Start INPUT RECORDS

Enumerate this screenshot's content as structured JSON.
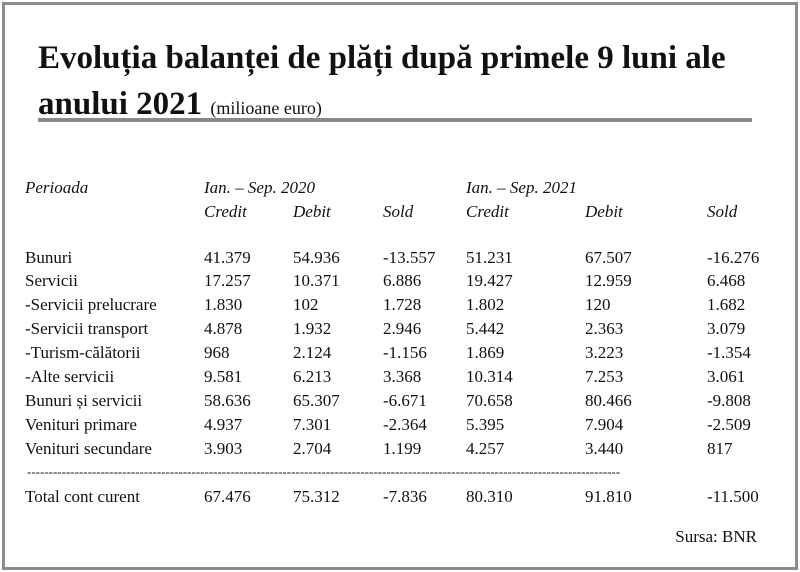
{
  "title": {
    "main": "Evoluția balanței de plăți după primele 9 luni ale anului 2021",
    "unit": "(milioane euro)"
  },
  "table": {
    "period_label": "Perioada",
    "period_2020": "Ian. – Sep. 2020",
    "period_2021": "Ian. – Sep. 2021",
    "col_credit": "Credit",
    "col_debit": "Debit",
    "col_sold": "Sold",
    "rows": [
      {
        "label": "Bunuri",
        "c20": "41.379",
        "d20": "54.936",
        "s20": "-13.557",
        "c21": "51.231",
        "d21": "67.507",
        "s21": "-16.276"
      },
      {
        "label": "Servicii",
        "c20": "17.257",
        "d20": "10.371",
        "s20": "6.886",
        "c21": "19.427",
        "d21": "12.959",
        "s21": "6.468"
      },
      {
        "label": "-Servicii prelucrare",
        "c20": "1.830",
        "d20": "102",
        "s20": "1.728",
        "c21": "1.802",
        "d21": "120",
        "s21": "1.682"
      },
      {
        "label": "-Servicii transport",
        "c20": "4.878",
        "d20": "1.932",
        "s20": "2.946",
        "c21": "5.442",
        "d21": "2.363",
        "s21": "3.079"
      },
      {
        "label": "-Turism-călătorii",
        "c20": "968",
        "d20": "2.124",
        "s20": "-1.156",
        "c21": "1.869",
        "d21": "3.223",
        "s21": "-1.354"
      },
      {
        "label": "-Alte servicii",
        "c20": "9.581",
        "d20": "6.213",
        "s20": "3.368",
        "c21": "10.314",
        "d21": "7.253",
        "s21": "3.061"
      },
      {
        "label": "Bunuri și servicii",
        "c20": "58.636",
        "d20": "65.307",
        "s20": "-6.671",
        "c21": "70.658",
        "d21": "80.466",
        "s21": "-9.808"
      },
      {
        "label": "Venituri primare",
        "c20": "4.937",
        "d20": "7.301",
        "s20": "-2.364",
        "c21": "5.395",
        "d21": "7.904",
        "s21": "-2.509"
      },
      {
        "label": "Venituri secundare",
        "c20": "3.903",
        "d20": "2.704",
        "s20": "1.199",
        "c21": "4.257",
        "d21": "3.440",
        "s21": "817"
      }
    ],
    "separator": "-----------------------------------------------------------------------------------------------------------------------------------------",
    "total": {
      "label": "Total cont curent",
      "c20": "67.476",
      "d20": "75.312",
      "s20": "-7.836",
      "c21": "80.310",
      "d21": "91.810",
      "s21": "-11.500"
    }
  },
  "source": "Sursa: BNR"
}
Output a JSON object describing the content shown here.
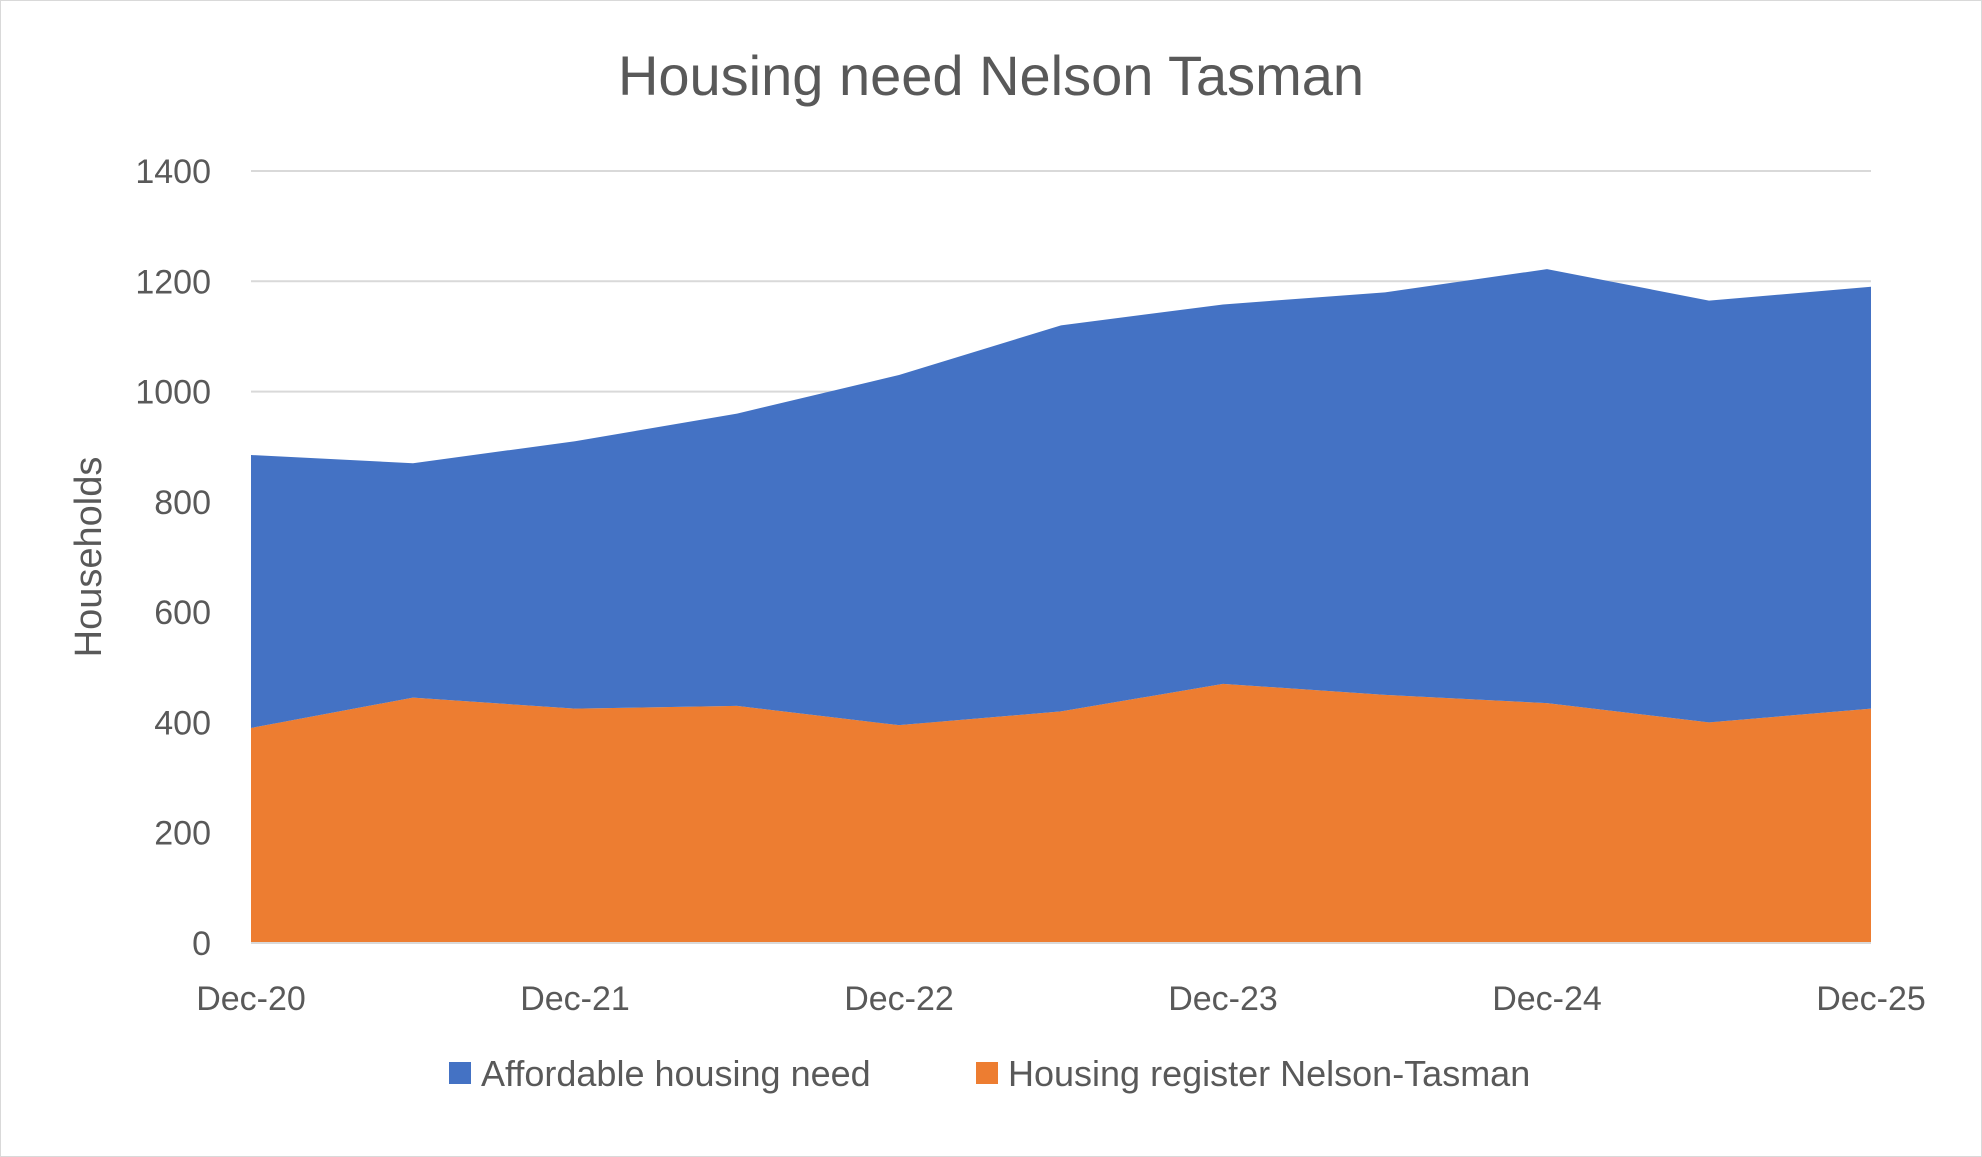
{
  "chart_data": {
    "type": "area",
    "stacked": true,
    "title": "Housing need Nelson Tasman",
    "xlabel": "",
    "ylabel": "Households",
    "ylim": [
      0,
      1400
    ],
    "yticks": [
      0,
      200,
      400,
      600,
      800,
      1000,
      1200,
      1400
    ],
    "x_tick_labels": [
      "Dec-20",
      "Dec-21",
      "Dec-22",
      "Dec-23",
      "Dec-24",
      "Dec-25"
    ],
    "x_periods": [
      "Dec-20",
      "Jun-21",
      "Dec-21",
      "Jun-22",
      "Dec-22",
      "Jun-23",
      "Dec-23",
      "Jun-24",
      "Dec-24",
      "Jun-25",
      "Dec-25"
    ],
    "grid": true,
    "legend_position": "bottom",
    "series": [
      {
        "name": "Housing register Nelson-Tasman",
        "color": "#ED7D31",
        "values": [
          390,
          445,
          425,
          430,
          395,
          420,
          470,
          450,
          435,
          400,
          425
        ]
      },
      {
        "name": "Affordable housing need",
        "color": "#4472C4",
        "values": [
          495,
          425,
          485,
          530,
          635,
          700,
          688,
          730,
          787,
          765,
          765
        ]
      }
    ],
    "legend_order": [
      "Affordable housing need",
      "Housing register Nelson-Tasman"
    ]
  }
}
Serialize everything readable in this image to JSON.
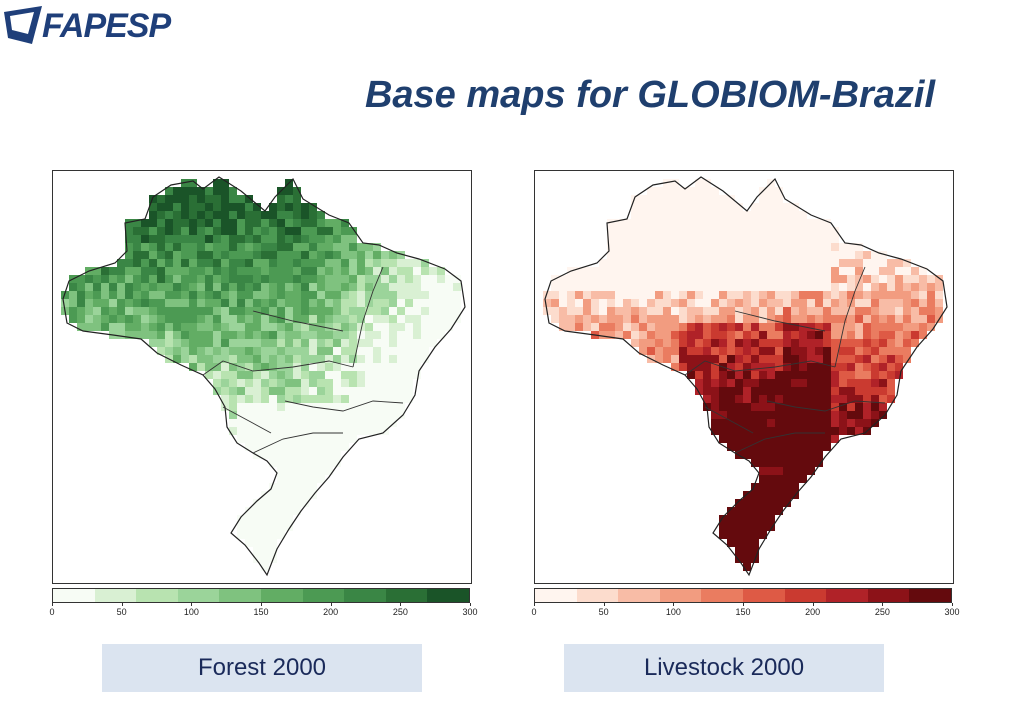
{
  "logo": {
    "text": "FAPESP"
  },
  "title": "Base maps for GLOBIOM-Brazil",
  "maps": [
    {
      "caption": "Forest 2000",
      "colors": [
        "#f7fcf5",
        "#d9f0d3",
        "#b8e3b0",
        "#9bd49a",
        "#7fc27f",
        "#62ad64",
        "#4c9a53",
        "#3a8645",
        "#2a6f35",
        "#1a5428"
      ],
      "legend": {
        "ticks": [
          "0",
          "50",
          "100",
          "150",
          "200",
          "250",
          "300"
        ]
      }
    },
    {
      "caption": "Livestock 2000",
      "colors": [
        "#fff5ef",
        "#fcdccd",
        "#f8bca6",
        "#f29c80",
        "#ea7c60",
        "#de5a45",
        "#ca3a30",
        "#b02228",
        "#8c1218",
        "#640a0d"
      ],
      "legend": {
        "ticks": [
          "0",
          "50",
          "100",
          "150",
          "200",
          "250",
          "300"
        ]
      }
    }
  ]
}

End INPUT RECORDS

Reproduce the material in full, word for word, and omit the pictures.

- [RESPONSE TO THIS TASK]:
Enumerate this screenshot's content as structured JSON.
{
  "title": {
    "main": "Evoluția balanței de plăți după primele 9 luni ale anului 2021",
    "unit": "(milioane euro)"
  },
  "table": {
    "period_label": "Perioada",
    "period_2020": "Ian. – Sep. 2020",
    "period_2021": "Ian. – Sep. 2021",
    "col_credit": "Credit",
    "col_debit": "Debit",
    "col_sold": "Sold",
    "rows": [
      {
        "label": "Bunuri",
        "c20": "41.379",
        "d20": "54.936",
        "s20": "-13.557",
        "c21": "51.231",
        "d21": "67.507",
        "s21": "-16.276"
      },
      {
        "label": "Servicii",
        "c20": "17.257",
        "d20": "10.371",
        "s20": "6.886",
        "c21": "19.427",
        "d21": "12.959",
        "s21": "6.468"
      },
      {
        "label": "-Servicii prelucrare",
        "c20": "1.830",
        "d20": "102",
        "s20": "1.728",
        "c21": "1.802",
        "d21": "120",
        "s21": "1.682"
      },
      {
        "label": "-Servicii transport",
        "c20": "4.878",
        "d20": "1.932",
        "s20": "2.946",
        "c21": "5.442",
        "d21": "2.363",
        "s21": "3.079"
      },
      {
        "label": "-Turism-călătorii",
        "c20": "968",
        "d20": "2.124",
        "s20": "-1.156",
        "c21": "1.869",
        "d21": "3.223",
        "s21": "-1.354"
      },
      {
        "label": "-Alte servicii",
        "c20": "9.581",
        "d20": "6.213",
        "s20": "3.368",
        "c21": "10.314",
        "d21": "7.253",
        "s21": "3.061"
      },
      {
        "label": "Bunuri și servicii",
        "c20": "58.636",
        "d20": "65.307",
        "s20": "-6.671",
        "c21": "70.658",
        "d21": "80.466",
        "s21": "-9.808"
      },
      {
        "label": "Venituri primare",
        "c20": "4.937",
        "d20": "7.301",
        "s20": "-2.364",
        "c21": "5.395",
        "d21": "7.904",
        "s21": "-2.509"
      },
      {
        "label": "Venituri secundare",
        "c20": "3.903",
        "d20": "2.704",
        "s20": "1.199",
        "c21": "4.257",
        "d21": "3.440",
        "s21": "817"
      }
    ],
    "separator": "-----------------------------------------------------------------------------------------------------------------------------------------",
    "total": {
      "label": "Total cont curent",
      "c20": "67.476",
      "d20": "75.312",
      "s20": "-7.836",
      "c21": "80.310",
      "d21": "91.810",
      "s21": "-11.500"
    }
  },
  "source": "Sursa: BNR"
}
Output a JSON object describing the content shown here.
{
  "chart_data": {
    "type": "area",
    "stacked": true,
    "title": "Housing need Nelson Tasman",
    "xlabel": "",
    "ylabel": "Households",
    "ylim": [
      0,
      1400
    ],
    "yticks": [
      0,
      200,
      400,
      600,
      800,
      1000,
      1200,
      1400
    ],
    "x_tick_labels": [
      "Dec-20",
      "Dec-21",
      "Dec-22",
      "Dec-23",
      "Dec-24",
      "Dec-25"
    ],
    "x_periods": [
      "Dec-20",
      "Jun-21",
      "Dec-21",
      "Jun-22",
      "Dec-22",
      "Jun-23",
      "Dec-23",
      "Jun-24",
      "Dec-24",
      "Jun-25",
      "Dec-25"
    ],
    "grid": true,
    "legend_position": "bottom",
    "series": [
      {
        "name": "Housing register Nelson-Tasman",
        "color": "#ED7D31",
        "values": [
          390,
          445,
          425,
          430,
          395,
          420,
          470,
          450,
          435,
          400,
          425
        ]
      },
      {
        "name": "Affordable housing need",
        "color": "#4472C4",
        "values": [
          495,
          425,
          485,
          530,
          635,
          700,
          688,
          730,
          787,
          765,
          765
        ]
      }
    ],
    "legend_order": [
      "Affordable housing need",
      "Housing register Nelson-Tasman"
    ]
  }
}
Serialize everything readable in this image to JSON.
{
  "logo": {
    "text": "FAPESP"
  },
  "title": "Base maps for GLOBIOM-Brazil",
  "maps": [
    {
      "caption": "Forest 2000",
      "colors": [
        "#f7fcf5",
        "#d9f0d3",
        "#b8e3b0",
        "#9bd49a",
        "#7fc27f",
        "#62ad64",
        "#4c9a53",
        "#3a8645",
        "#2a6f35",
        "#1a5428"
      ],
      "legend": {
        "ticks": [
          "0",
          "50",
          "100",
          "150",
          "200",
          "250",
          "300"
        ]
      }
    },
    {
      "caption": "Livestock 2000",
      "colors": [
        "#fff5ef",
        "#fcdccd",
        "#f8bca6",
        "#f29c80",
        "#ea7c60",
        "#de5a45",
        "#ca3a30",
        "#b02228",
        "#8c1218",
        "#640a0d"
      ],
      "legend": {
        "ticks": [
          "0",
          "50",
          "100",
          "150",
          "200",
          "250",
          "300"
        ]
      }
    }
  ]
}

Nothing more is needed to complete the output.